* RECORDS

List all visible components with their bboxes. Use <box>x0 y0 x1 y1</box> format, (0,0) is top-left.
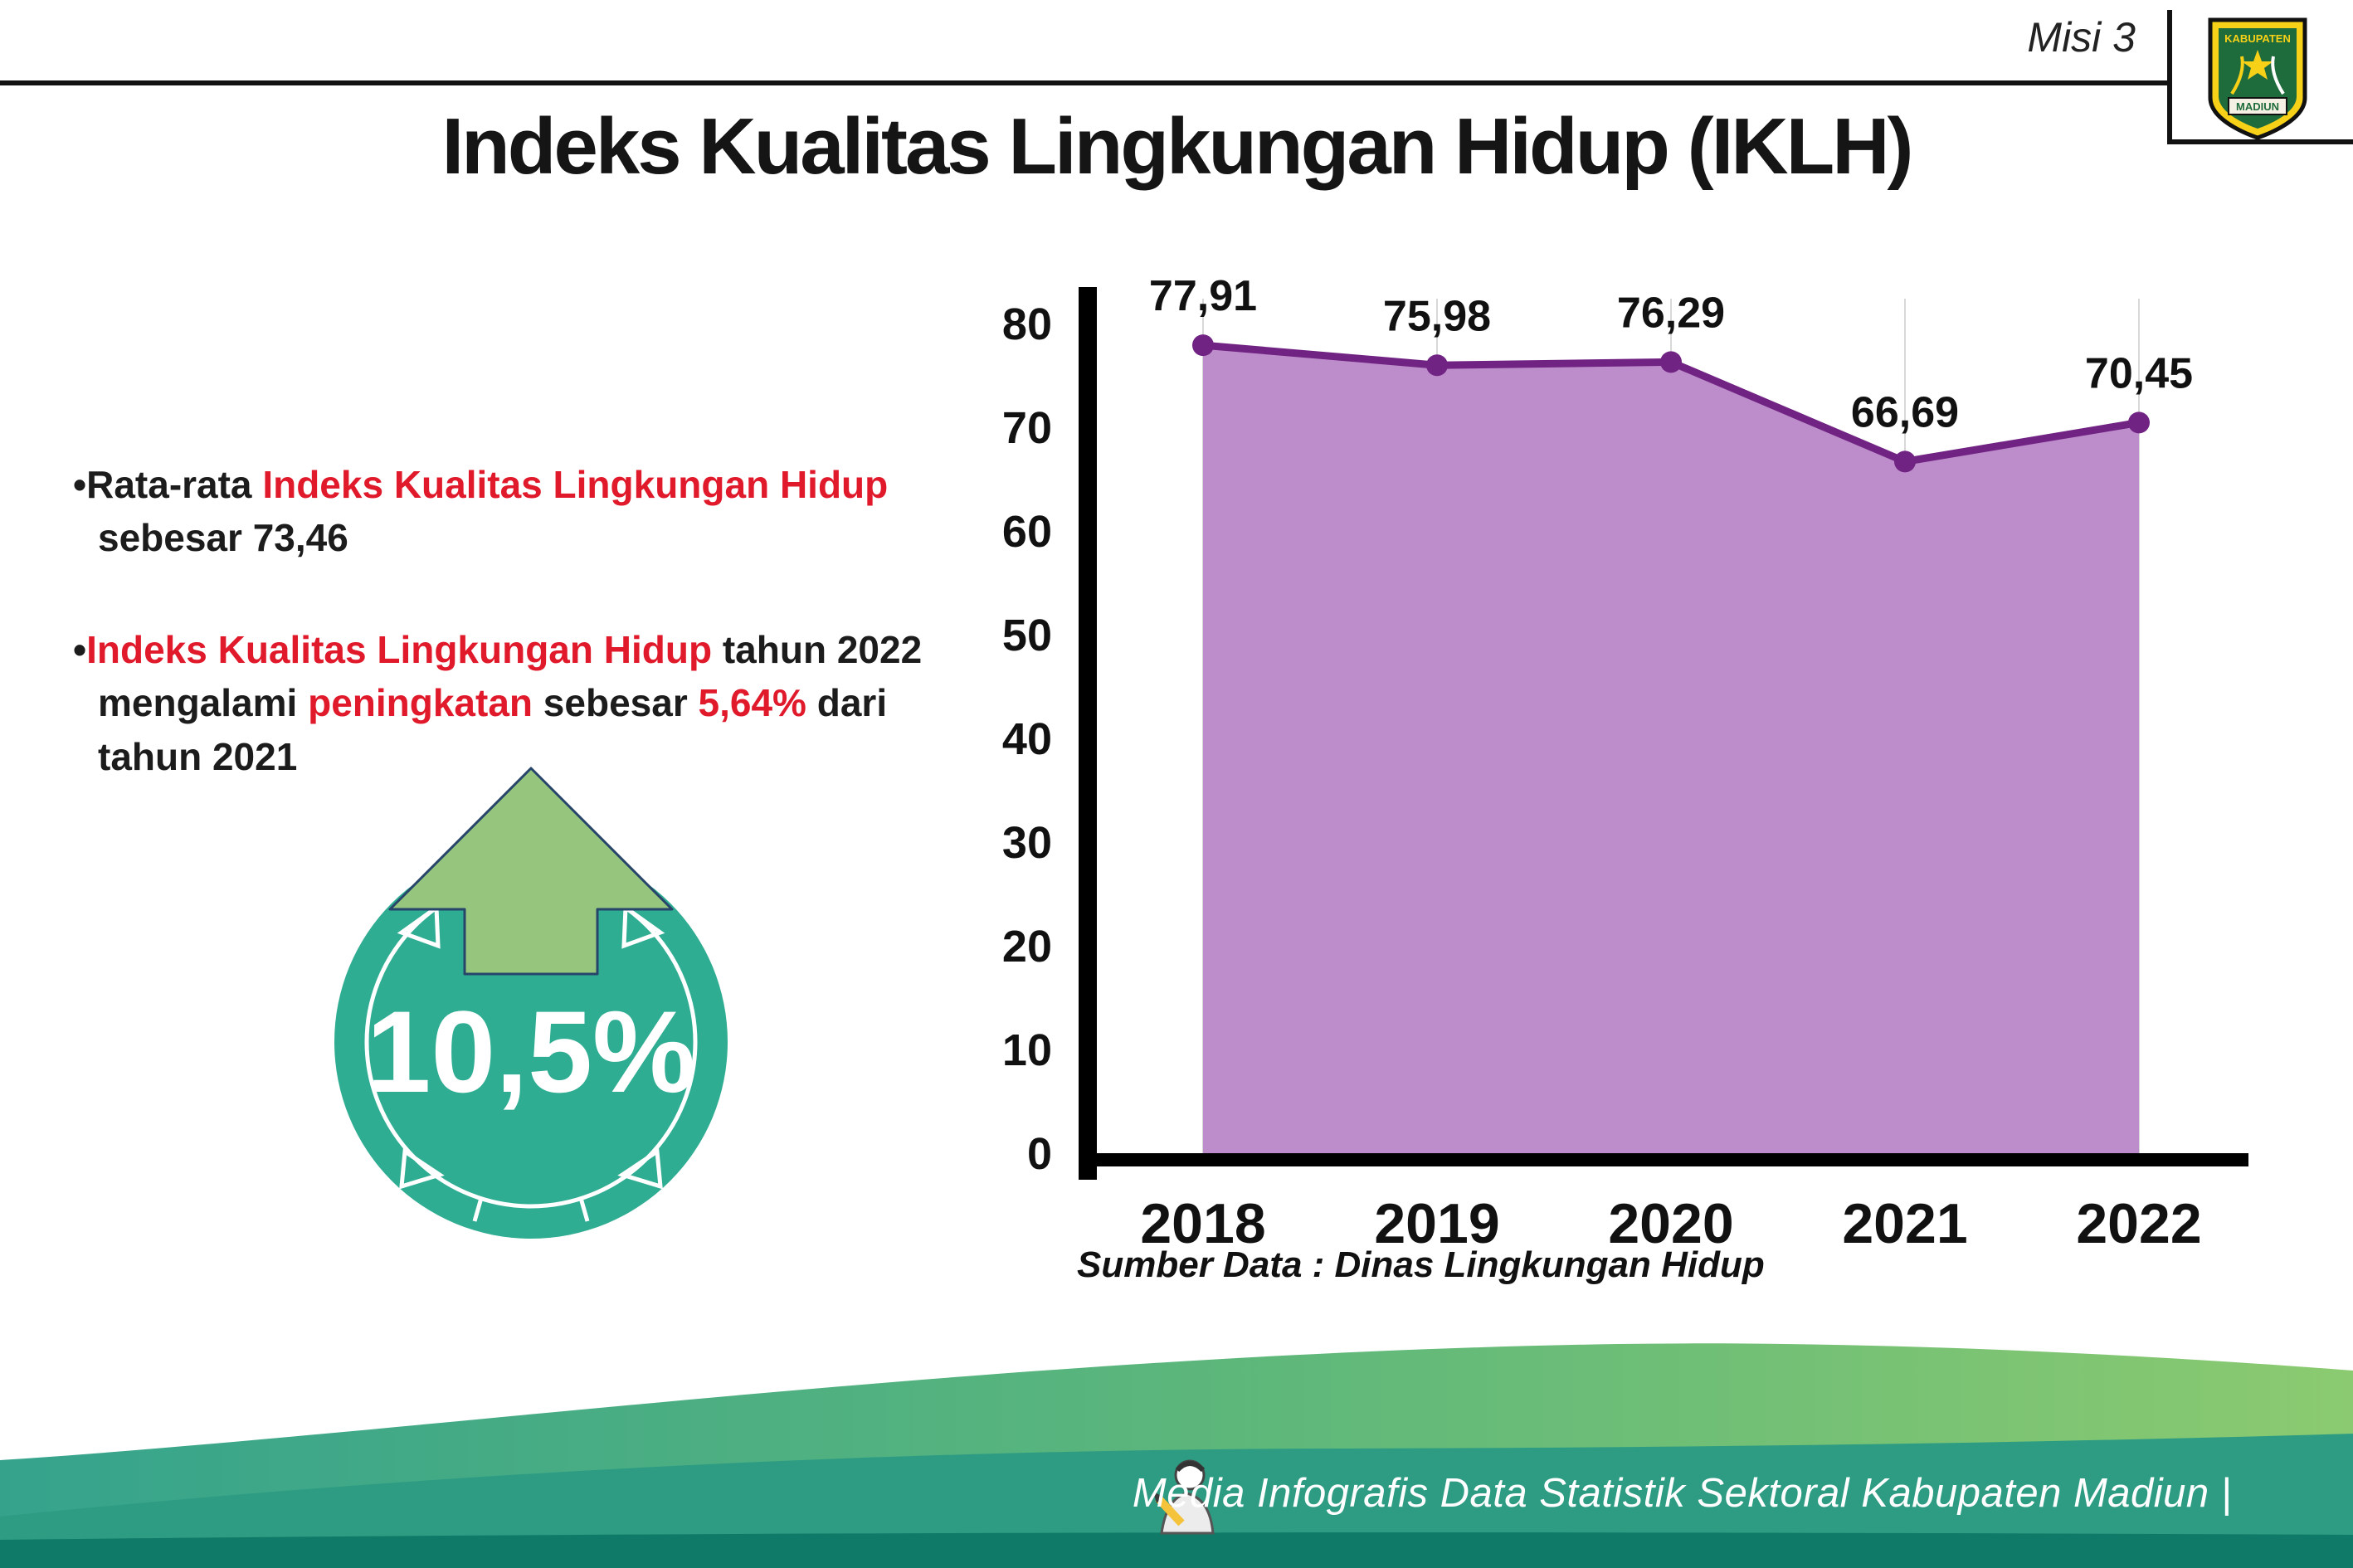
mascot-pencil-tip <box>1153 1492 1163 1503</box>
badge-tick-se <box>617 1147 663 1190</box>
kabupaten-madiun-logo: KABUPATEN MADIUN <box>2208 17 2307 140</box>
badge-tick-sw <box>399 1147 445 1190</box>
y-tick-label: 30 <box>1002 818 1052 868</box>
bullet2-part2: tahun 2022 mengalami <box>98 627 923 725</box>
data-label: 76,29 <box>1617 289 1725 337</box>
logo-banner <box>2228 97 2287 115</box>
data-point <box>1660 351 1682 373</box>
x-axis <box>1079 1153 2248 1166</box>
logo-star-icon <box>2242 50 2273 80</box>
bullet2-part6: dari tahun 2021 <box>98 681 888 778</box>
data-point <box>1192 334 1214 357</box>
y-tick-label: 50 <box>1002 611 1052 660</box>
mascot-body <box>1160 1492 1215 1535</box>
footer-wave-dark <box>0 1532 2353 1568</box>
logo-text-kabupaten: KABUPATEN <box>2224 32 2291 45</box>
key-points: •Rata-rata Indeks Kualitas Lingkungan Hi… <box>73 458 940 841</box>
y-tick-label: 20 <box>1002 922 1052 971</box>
x-tick-label: 2021 <box>1842 1192 1967 1255</box>
data-point <box>2128 411 2150 434</box>
bullet1-part3: sebesar 73,46 <box>98 516 348 560</box>
bullet2-part3: peningkatan <box>308 681 533 725</box>
chart-source: Sumber Data : Dinas Lingkungan Hidup <box>1077 1244 1765 1285</box>
mascot-icon <box>1153 1459 1215 1535</box>
x-tick-label: 2022 <box>2076 1192 2201 1255</box>
bullet1-part2: Indeks Kualitas Lingkungan Hidup <box>262 463 889 506</box>
y-tick-label: 70 <box>1002 403 1052 453</box>
badge-spark-left <box>472 1197 484 1222</box>
bullet1-part1: Rata-rata <box>86 463 263 506</box>
increase-badge: 10,5% <box>334 767 728 1239</box>
bullet-increase-iklh: •Indeks Kualitas Lingkungan Hidup tahun … <box>73 623 940 783</box>
area-fill <box>1203 345 2139 1153</box>
y-tick-label: 40 <box>1002 714 1052 764</box>
x-tick-label: 2020 <box>1608 1192 1733 1255</box>
data-point <box>1894 450 1916 473</box>
bullet2-part5: 5,64% <box>698 681 806 725</box>
logo-sprig-right <box>2271 56 2285 95</box>
data-label: 77,91 <box>1149 272 1257 320</box>
bullet-average-iklh: •Rata-rata Indeks Kualitas Lingkungan Hi… <box>73 458 940 565</box>
logo-text-madiun: MADIUN <box>2236 100 2279 113</box>
bullet-dot: • <box>73 463 87 506</box>
header-divider <box>0 80 2167 85</box>
x-tick-label: 2019 <box>1374 1192 1499 1255</box>
x-tick-label: 2018 <box>1140 1192 1265 1255</box>
badge-tick-nw <box>397 903 441 949</box>
badge-percentage: 10,5% <box>367 986 696 1117</box>
badge-tick-ne <box>621 903 665 949</box>
data-label: 70,45 <box>2085 349 2193 397</box>
bullet2-part4: sebesar <box>533 681 699 725</box>
iklh-chart-svg: 0 10 20 30 40 50 60 70 80 77,91 75,98 76,29 66,69 70,… <box>1002 272 2248 1255</box>
mascot-pencil <box>1155 1495 1185 1527</box>
badge-spark-right <box>578 1197 590 1222</box>
bullet2-part1: Indeks Kualitas Lingkungan Hidup <box>86 627 713 671</box>
bullet-dot: • <box>73 627 87 671</box>
iklh-chart: 0 10 20 30 40 50 60 70 80 77,91 75,98 76,29 66,69 70,… <box>954 249 2315 1319</box>
misi-label: Misi 3 <box>2027 14 2136 61</box>
data-point <box>1426 354 1448 377</box>
y-tick-label: 60 <box>1002 507 1052 557</box>
y-tick-label: 0 <box>1027 1129 1052 1179</box>
data-label: 66,69 <box>1851 388 1959 436</box>
data-label: 75,98 <box>1383 292 1491 340</box>
logo-sprig-left <box>2230 56 2244 95</box>
logo-frame: KABUPATEN MADIUN <box>2167 10 2353 144</box>
y-tick-label: 10 <box>1002 1025 1052 1075</box>
up-arrow-icon <box>388 767 674 976</box>
page-title: Indeks Kualitas Lingkungan Hidup (IKLH) <box>441 102 1913 191</box>
mascot-hair <box>1175 1461 1206 1473</box>
footer-credit: Media Infografis Data Statistik Sektoral… <box>1132 1471 2232 1516</box>
y-axis <box>1079 287 1097 1180</box>
y-tick-label: 80 <box>1002 299 1052 349</box>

* THE REQUEST
Rewrite the material above with every "data-point" swapped for "marker" and nothing else changed. Omit the picture from your copy.

* RESPONSE TO THE EXERCISE
List all visible components with their bboxes. Use <box>x0 y0 x1 y1</box> format, (0,0) is top-left.
mascot-pencil-tip <box>1153 1492 1163 1503</box>
badge-tick-se <box>617 1147 663 1190</box>
kabupaten-madiun-logo: KABUPATEN MADIUN <box>2208 17 2307 140</box>
badge-tick-sw <box>399 1147 445 1190</box>
y-tick-label: 30 <box>1002 818 1052 868</box>
bullet2-part2: tahun 2022 mengalami <box>98 627 923 725</box>
data-label: 76,29 <box>1617 289 1725 337</box>
logo-banner <box>2228 97 2287 115</box>
marker <box>1660 351 1682 373</box>
x-axis <box>1079 1153 2248 1166</box>
logo-star-icon <box>2242 50 2273 80</box>
bullet2-part6: dari tahun 2021 <box>98 681 888 778</box>
marker <box>1192 334 1214 357</box>
y-tick-label: 50 <box>1002 611 1052 660</box>
mascot-body <box>1160 1492 1215 1535</box>
footer-wave-dark <box>0 1532 2353 1568</box>
logo-text-kabupaten: KABUPATEN <box>2224 32 2291 45</box>
key-points: •Rata-rata Indeks Kualitas Lingkungan Hi… <box>73 458 940 841</box>
y-tick-label: 20 <box>1002 922 1052 971</box>
x-tick-label: 2021 <box>1842 1192 1967 1255</box>
marker <box>2128 411 2150 434</box>
bullet1-part3: sebesar 73,46 <box>98 516 348 560</box>
bullet2-part3: peningkatan <box>308 681 533 725</box>
chart-source: Sumber Data : Dinas Lingkungan Hidup <box>1077 1244 1765 1285</box>
mascot-icon <box>1153 1459 1215 1535</box>
x-tick-label: 2022 <box>2076 1192 2201 1255</box>
bullet1-part2: Indeks Kualitas Lingkungan Hidup <box>262 463 889 506</box>
y-tick-label: 70 <box>1002 403 1052 453</box>
badge-spark-left <box>472 1197 484 1222</box>
bullet1-part1: Rata-rata <box>86 463 263 506</box>
increase-badge: 10,5% <box>334 767 728 1239</box>
bullet-increase-iklh: •Indeks Kualitas Lingkungan Hidup tahun … <box>73 623 940 783</box>
area-fill <box>1203 345 2139 1153</box>
y-tick-label: 40 <box>1002 714 1052 764</box>
x-tick-label: 2020 <box>1608 1192 1733 1255</box>
marker <box>1894 450 1916 473</box>
bullet2-part5: 5,64% <box>698 681 806 725</box>
logo-sprig-right <box>2271 56 2285 95</box>
data-label: 77,91 <box>1149 272 1257 320</box>
bullet-average-iklh: •Rata-rata Indeks Kualitas Lingkungan Hi… <box>73 458 940 565</box>
logo-text-madiun: MADIUN <box>2236 100 2279 113</box>
bullet-dot: • <box>73 463 87 506</box>
header-divider <box>0 80 2167 85</box>
x-tick-label: 2019 <box>1374 1192 1499 1255</box>
x-tick-label: 2018 <box>1140 1192 1265 1255</box>
badge-tick-nw <box>397 903 441 949</box>
badge-percentage: 10,5% <box>367 986 696 1117</box>
badge-tick-ne <box>621 903 665 949</box>
data-label: 70,45 <box>2085 349 2193 397</box>
bullet2-part4: sebesar <box>533 681 699 725</box>
iklh-chart-svg: 0 10 20 30 40 50 60 70 80 77,91 75,98 76,29 66,69 70,… <box>1002 272 2248 1255</box>
mascot-pencil <box>1155 1495 1185 1527</box>
badge-spark-right <box>578 1197 590 1222</box>
bullet2-part1: Indeks Kualitas Lingkungan Hidup <box>86 627 713 671</box>
bullet-dot: • <box>73 627 87 671</box>
iklh-chart: 0 10 20 30 40 50 60 70 80 77,91 75,98 76,29 66,69 70,… <box>954 249 2315 1319</box>
misi-label: Misi 3 <box>2027 14 2136 61</box>
marker <box>1426 354 1448 377</box>
y-tick-label: 60 <box>1002 507 1052 557</box>
y-tick-label: 0 <box>1027 1129 1052 1179</box>
data-label: 66,69 <box>1851 388 1959 436</box>
data-label: 75,98 <box>1383 292 1491 340</box>
logo-sprig-left <box>2230 56 2244 95</box>
logo-frame: KABUPATEN MADIUN <box>2167 10 2353 144</box>
y-tick-label: 10 <box>1002 1025 1052 1075</box>
up-arrow-icon <box>388 767 674 976</box>
page-title: Indeks Kualitas Lingkungan Hidup (IKLH) <box>441 102 1913 191</box>
mascot-hair <box>1175 1461 1206 1473</box>
footer-credit: Media Infografis Data Statistik Sektoral… <box>1132 1471 2232 1516</box>
y-axis <box>1079 287 1097 1180</box>
y-tick-label: 80 <box>1002 299 1052 349</box>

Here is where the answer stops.